◆ Dataset extract ◆
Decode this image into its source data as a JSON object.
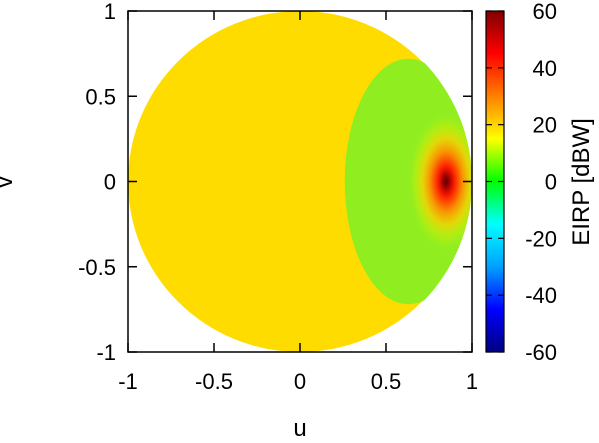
{
  "chart_data": {
    "type": "heatmap",
    "projection": "u-v direction-cosine space (visible region |u|^2+|v|^2 <= 1)",
    "xlabel": "u",
    "ylabel": "v",
    "xlim": [
      -1,
      1
    ],
    "ylim": [
      -1,
      1
    ],
    "x_ticks": [
      -1,
      -0.5,
      0,
      0.5,
      1
    ],
    "y_ticks": [
      -1,
      -0.5,
      0,
      0.5,
      1
    ],
    "x_tick_labels": [
      "-1",
      "-0.5",
      "0",
      "0.5",
      "1"
    ],
    "y_tick_labels": [
      "-1",
      "-0.5",
      "0",
      "0.5",
      "1"
    ],
    "grid": false,
    "colorbar": {
      "label": "EIRP [dBW]",
      "range": [
        -60,
        60
      ],
      "ticks": [
        -60,
        -40,
        -20,
        0,
        20,
        40,
        60
      ],
      "tick_labels": [
        "-60",
        "-40",
        "-20",
        "0",
        "20",
        "40",
        "60"
      ],
      "colormap": [
        "#000080",
        "#0000ff",
        "#00a0ff",
        "#00ffff",
        "#00ff00",
        "#ffff00",
        "#ff8000",
        "#ff0000",
        "#800000"
      ]
    },
    "regions": [
      {
        "name": "background",
        "value": 20,
        "color": "#ffdc00"
      },
      {
        "name": "coverage",
        "center_u": 0.63,
        "center_v": 0.0,
        "semi_u": 0.37,
        "semi_v": 0.72,
        "edge_value": 5,
        "color": "#90ee20"
      }
    ],
    "peak": {
      "u": 0.85,
      "v": 0.0,
      "value": 58
    }
  }
}
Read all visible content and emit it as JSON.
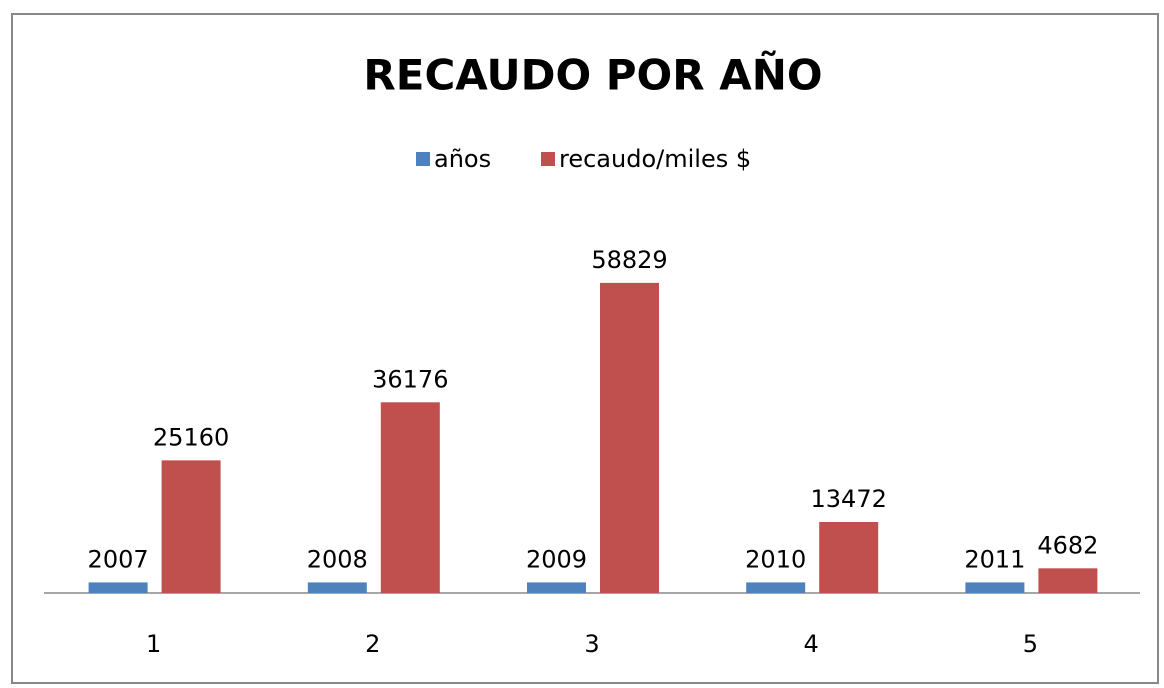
{
  "chart_data": {
    "type": "bar",
    "title": "RECAUDO POR AÑO",
    "categories": [
      "1",
      "2",
      "3",
      "4",
      "5"
    ],
    "series": [
      {
        "name": "años",
        "color": "#4f81bd",
        "values": [
          2007,
          2008,
          2009,
          2010,
          2011
        ]
      },
      {
        "name": "recaudo/miles $",
        "color": "#c0504d",
        "values": [
          25160,
          36176,
          58829,
          13472,
          4682
        ]
      }
    ],
    "ylim": [
      0,
      70000
    ],
    "legend": "top"
  }
}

◆ Directions ◆
Print all entries exactly. The images do not belong in the copy.

◆ Expected answer ◆
Decode this image into its source data as a JSON object.
{
  "chart_data": {
    "type": "heatmap",
    "projection": "u-v direction-cosine space (visible region |u|^2+|v|^2 <= 1)",
    "xlabel": "u",
    "ylabel": "v",
    "xlim": [
      -1,
      1
    ],
    "ylim": [
      -1,
      1
    ],
    "x_ticks": [
      -1,
      -0.5,
      0,
      0.5,
      1
    ],
    "y_ticks": [
      -1,
      -0.5,
      0,
      0.5,
      1
    ],
    "x_tick_labels": [
      "-1",
      "-0.5",
      "0",
      "0.5",
      "1"
    ],
    "y_tick_labels": [
      "-1",
      "-0.5",
      "0",
      "0.5",
      "1"
    ],
    "grid": false,
    "colorbar": {
      "label": "EIRP [dBW]",
      "range": [
        -60,
        60
      ],
      "ticks": [
        -60,
        -40,
        -20,
        0,
        20,
        40,
        60
      ],
      "tick_labels": [
        "-60",
        "-40",
        "-20",
        "0",
        "20",
        "40",
        "60"
      ],
      "colormap": [
        "#000080",
        "#0000ff",
        "#00a0ff",
        "#00ffff",
        "#00ff00",
        "#ffff00",
        "#ff8000",
        "#ff0000",
        "#800000"
      ]
    },
    "regions": [
      {
        "name": "background",
        "value": 20,
        "color": "#ffdc00"
      },
      {
        "name": "coverage",
        "center_u": 0.63,
        "center_v": 0.0,
        "semi_u": 0.37,
        "semi_v": 0.72,
        "edge_value": 5,
        "color": "#90ee20"
      }
    ],
    "peak": {
      "u": 0.85,
      "v": 0.0,
      "value": 58
    }
  }
}
Read all visible content and emit it as JSON.
{
  "chart_data": {
    "type": "bar",
    "title": "RECAUDO POR AÑO",
    "categories": [
      "1",
      "2",
      "3",
      "4",
      "5"
    ],
    "series": [
      {
        "name": "años",
        "color": "#4f81bd",
        "values": [
          2007,
          2008,
          2009,
          2010,
          2011
        ]
      },
      {
        "name": "recaudo/miles $",
        "color": "#c0504d",
        "values": [
          25160,
          36176,
          58829,
          13472,
          4682
        ]
      }
    ],
    "ylim": [
      0,
      70000
    ],
    "legend": "top"
  }
}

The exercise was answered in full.